▶ _PROBLEM DESCRIPTION_:
Reproduce every row below word for word, omitting the pictures.

▶ _Excerpts from a layout annotation set_:

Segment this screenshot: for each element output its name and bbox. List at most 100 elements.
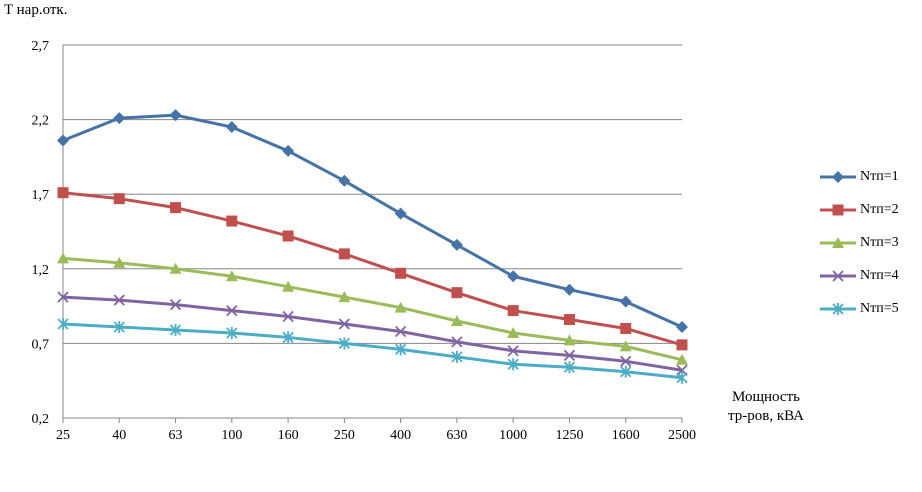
x-tick-label: 630 [446,428,467,443]
data-point [226,326,238,339]
data-point [507,345,519,357]
data-point [676,339,688,351]
series-line [62,295,683,372]
y-tick-label: 2,7 [32,39,50,54]
data-point [169,109,182,122]
data-point [338,248,350,260]
legend-marker [832,302,844,315]
data-point [451,350,463,363]
data-point [619,340,632,352]
x-tick-label: 25 [56,428,70,443]
data-point [451,287,463,299]
x-tick-label: 100 [221,428,242,443]
data-point [338,291,351,303]
data-point [226,304,238,317]
legend-marker [832,204,844,215]
data-point [169,323,182,336]
data-point [563,361,576,374]
x-tick-label: 1000 [499,428,527,443]
legend-label: Nтп=1 [860,168,899,184]
x-tick-label: 250 [334,428,355,443]
legend: Nтп=1 Nтп=2 Nтп=3 Nтп=4 Nтп=5 [820,160,899,325]
data-point [676,353,688,365]
x-tick-label: 40 [112,428,126,443]
data-point [57,134,69,147]
data-point [57,252,69,264]
data-point [394,207,407,220]
legend-label: Nтп=2 [860,201,899,217]
legend-marker [832,170,844,183]
data-point [170,202,182,214]
legend-item: Nтп=2 [820,193,899,226]
legend-label: Nтп=4 [860,267,899,283]
legend-item: Nтп=5 [820,292,899,325]
data-point [57,318,69,331]
data-point [507,358,519,371]
legend-item: Nтп=3 [820,226,899,259]
y-tick-label: 0,7 [32,337,50,352]
data-point [338,174,351,187]
data-point [563,314,575,326]
data-point [619,295,632,308]
data-point [450,315,463,327]
y-tick-label: 1,2 [32,263,50,278]
data-point [394,301,407,313]
data-point [394,343,407,356]
data-point [113,112,126,125]
x-axis-title: Мощность тр-ров, кВА [728,389,804,424]
data-point [282,144,295,157]
y-tick-label: 1,7 [32,188,50,203]
legend-label: Nтп=5 [860,300,899,316]
data-point [338,337,351,350]
data-point [507,270,520,283]
legend-swatch [820,204,856,215]
data-point [113,256,126,268]
data-point [563,283,576,296]
y-tick-label: 0,2 [32,412,50,427]
x-tick-label: 400 [390,428,411,443]
legend-swatch [820,269,856,282]
data-point [282,310,294,323]
data-point [113,294,125,306]
data-point [563,334,576,346]
data-point [395,267,407,279]
data-point [394,325,407,338]
data-point [226,215,238,227]
data-point [676,320,688,333]
x-tick-label: 1600 [612,428,640,443]
data-point [507,326,520,338]
series-line [62,322,683,380]
y-tick-label: 2,2 [32,114,50,129]
series-line [62,191,683,347]
legend-label: Nтп=3 [860,234,899,250]
legend-swatch [820,302,856,315]
series-line [62,113,683,329]
data-point [338,318,351,330]
legend-marker [832,236,844,248]
data-point [169,262,182,274]
legend-swatch [820,170,856,183]
data-point [450,238,463,251]
data-point [451,336,463,348]
y-axis-title: T нар.отк. [4,2,68,18]
legend-item: Nтп=1 [820,160,899,193]
data-point [113,320,125,333]
legend-item: Nтп=4 [820,259,899,292]
data-point [169,298,182,311]
x-tick-label: 1250 [555,428,583,443]
data-point [507,305,519,317]
series-line [62,256,683,362]
data-point [57,187,69,199]
data-point [563,349,576,361]
data-point [282,230,294,242]
data-point [620,365,632,378]
data-point [225,270,238,282]
data-point [620,355,632,367]
data-point [113,193,125,205]
data-point [282,280,295,292]
x-tick-label: 2500 [668,428,696,443]
data-point [282,331,294,344]
x-tick-label: 160 [278,428,299,443]
x-tick-label: 63 [169,428,183,443]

▶ _RESPONSE TO THE TASK_:
Segment this screenshot: for each element output its name and bbox. List at most 100 elements.
x-tick-label: 630 [446,428,467,443]
data-point [226,326,238,339]
data-point [507,345,519,357]
data-point [676,339,688,351]
series-line [62,295,683,372]
y-tick-label: 2,7 [32,39,50,54]
data-point [169,109,182,122]
data-point [338,248,350,260]
legend-marker [832,302,844,315]
data-point [451,350,463,363]
data-point [619,340,632,352]
x-tick-label: 25 [56,428,70,443]
data-point [451,287,463,299]
x-tick-label: 100 [221,428,242,443]
data-point [338,291,351,303]
data-point [226,304,238,317]
legend-marker [832,204,844,215]
data-point [169,323,182,336]
data-point [563,361,576,374]
x-tick-label: 1000 [499,428,527,443]
legend-label: Nтп=1 [860,168,899,184]
x-tick-label: 250 [334,428,355,443]
legend: Nтп=1 Nтп=2 Nтп=3 Nтп=4 Nтп=5 [820,160,899,325]
data-point [676,353,688,365]
x-tick-label: 40 [112,428,126,443]
data-point [57,134,69,147]
data-point [57,252,69,264]
data-point [394,207,407,220]
legend-label: Nтп=2 [860,201,899,217]
legend-marker [832,170,844,183]
data-point [170,202,182,214]
legend-item: Nтп=2 [820,193,899,226]
legend-label: Nтп=4 [860,267,899,283]
legend-item: Nтп=5 [820,292,899,325]
data-point [57,318,69,331]
data-point [507,358,519,371]
legend-item: Nтп=3 [820,226,899,259]
y-tick-label: 0,7 [32,337,50,352]
data-point [338,174,351,187]
data-point [563,314,575,326]
data-point [619,295,632,308]
data-point [450,315,463,327]
y-tick-label: 1,2 [32,263,50,278]
data-point [394,301,407,313]
data-point [394,343,407,356]
data-point [113,112,126,125]
x-axis-title: Мощность тр-ров, кВА [728,389,804,424]
data-point [282,144,295,157]
y-tick-label: 1,7 [32,188,50,203]
legend-label: Nтп=5 [860,300,899,316]
data-point [338,337,351,350]
data-point [507,270,520,283]
legend-swatch [820,204,856,215]
data-point [113,256,126,268]
data-point [563,283,576,296]
y-tick-label: 0,2 [32,412,50,427]
x-tick-label: 400 [390,428,411,443]
legend-swatch [820,269,856,282]
data-point [282,310,294,323]
data-point [113,294,125,306]
data-point [563,334,576,346]
data-point [395,267,407,279]
data-point [394,325,407,338]
data-point [226,215,238,227]
data-point [676,320,688,333]
x-tick-label: 1600 [612,428,640,443]
data-point [507,326,520,338]
series-line [62,322,683,380]
y-tick-label: 2,2 [32,114,50,129]
series-line [62,191,683,347]
legend-label: Nтп=3 [860,234,899,250]
legend-swatch [820,302,856,315]
series-line [62,113,683,329]
data-point [338,318,351,330]
legend-marker [832,236,844,248]
data-point [169,262,182,274]
legend-swatch [820,170,856,183]
data-point [450,238,463,251]
data-point [451,336,463,348]
y-axis-title: T нар.отк. [4,2,68,18]
legend-item: Nтп=1 [820,160,899,193]
data-point [113,320,125,333]
legend-item: Nтп=4 [820,259,899,292]
data-point [169,298,182,311]
x-tick-label: 1250 [555,428,583,443]
data-point [507,305,519,317]
series-line [62,256,683,362]
data-point [57,187,69,199]
data-point [563,349,576,361]
data-point [282,230,294,242]
data-point [620,365,632,378]
data-point [225,270,238,282]
data-point [620,355,632,367]
data-point [113,193,125,205]
data-point [282,280,295,292]
x-tick-label: 2500 [668,428,696,443]
data-point [282,331,294,344]
x-tick-label: 160 [278,428,299,443]
x-tick-label: 63 [169,428,183,443]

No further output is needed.